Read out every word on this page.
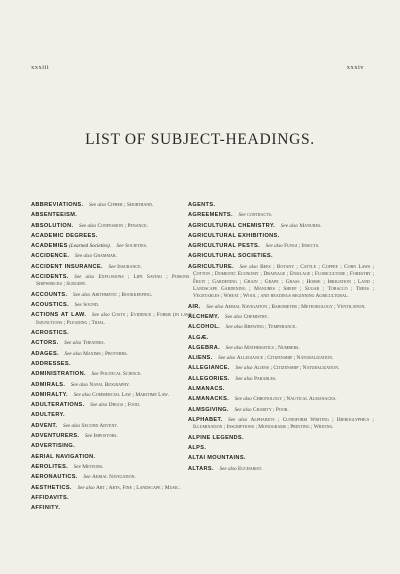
xxxiii	xxxiv
LIST OF SUBJECT-HEADINGS.
ABBREVIATIONS.  See also Cipher ; Shorthand.
ABSENTEEISM.
ABSOLUTION.  See also Confession ; Penance.
ACADEMIC DEGREES.
ACADEMIES (Learned Societies).  See Societies.
ACCIDENCE.  See also Grammar.
ACCIDENT INSURANCE.  See Insurance.
ACCIDENTS.  See also Explosions ; Life Saving ; Poisons ; Shipwrecks ; Surgery.
ACCOUNTS.  See also Arithmetic ; Bookkeeping.
ACOUSTICS.  See Sound.
ACTIONS AT LAW.  See also Costs ; Evidence ; Forms (in law) ; Injunctions ; Pleading ; Trial.
ACROSTICS.
ACTORS.  See also Theatres.
ADAGES.  See also Maxims ; Proverbs.
ADDRESSES.
ADMINISTRATION.  See Political Science.
ADMIRALS.  See also Naval Biography.
ADMIRALTY.  See also Commercial Law ; Maritime Law.
ADULTERATIONS.  See also Drugs ; Food.
ADULTERY.
ADVENT.  See also Second Advent.
ADVENTURERS.  See Impostors.
ADVERTISING.
AERIAL NAVIGATION.
AEROLITES.  See Meteors.
AERONAUTICS.  See Aerial Navigation.
AESTHETICS.  See also Art ; Arts, Fine ; Landscape ; Music.
AFFIDAVITS.
AFFINITY.
AGENTS.
AGREEMENTS.  See contracts.
AGRICULTURAL CHEMISTRY.  See also Manures.
AGRICULTURAL EXHIBITIONS.
AGRICULTURAL PESTS.  See also Fungi ; Insects.
AGRICULTURAL SOCIETIES.
AGRICULTURE.  See also Bees ; Botany ; Cattle ; Coffee ; Corn Laws ; Cotton ; Domestic Economy ; Drainage ; Ensilage ; Floriculture ; Forestry ; Fruit ; Gardening ; Grain ; Grape ; Grass ; Horse ; Irrigation ; Land ; Landscape Gardening ; Manures ; Sheep ; Sugar ; Tobacco ; Trees ; Vegetables ; Wheat ; Wool ; and headings beginning Agricultural.
AIR.  See also Aerial Navigation ; Barometer ; Meteorology ; Ventilation.
ALCHEMY.  See also Chemistry.
ALCOHOL.  See also Brewing ; Temperance.
ALGÆ.
ALGEBRA.  See also Mathematics ; Numbers.
ALIENS.  See also Allegiance ; Citizenship ; Naturalization.
ALLEGIANCE.  See also Aliens ; Citizenship ; Naturalization.
ALLEGORIES.  See also Parables.
ALMANACS.
ALMANACKS.  See also Chronology ; Nautical Almanacks.
ALMSGIVING.  See also Charity ; Poor.
ALPHABET.  See also Alphabets ; Cuneiform Writing ; Hieroglyphics ; Illumination ; Inscriptions ; Monograms ; Printing ; Writing.
ALPINE LEGENDS.
ALPS.
ALTAI MOUNTAINS.
ALTARS.  See also Eucharist.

## Problem:
Determine the number of lines containing "Naturalization". Write only that number.

## Correct result:
2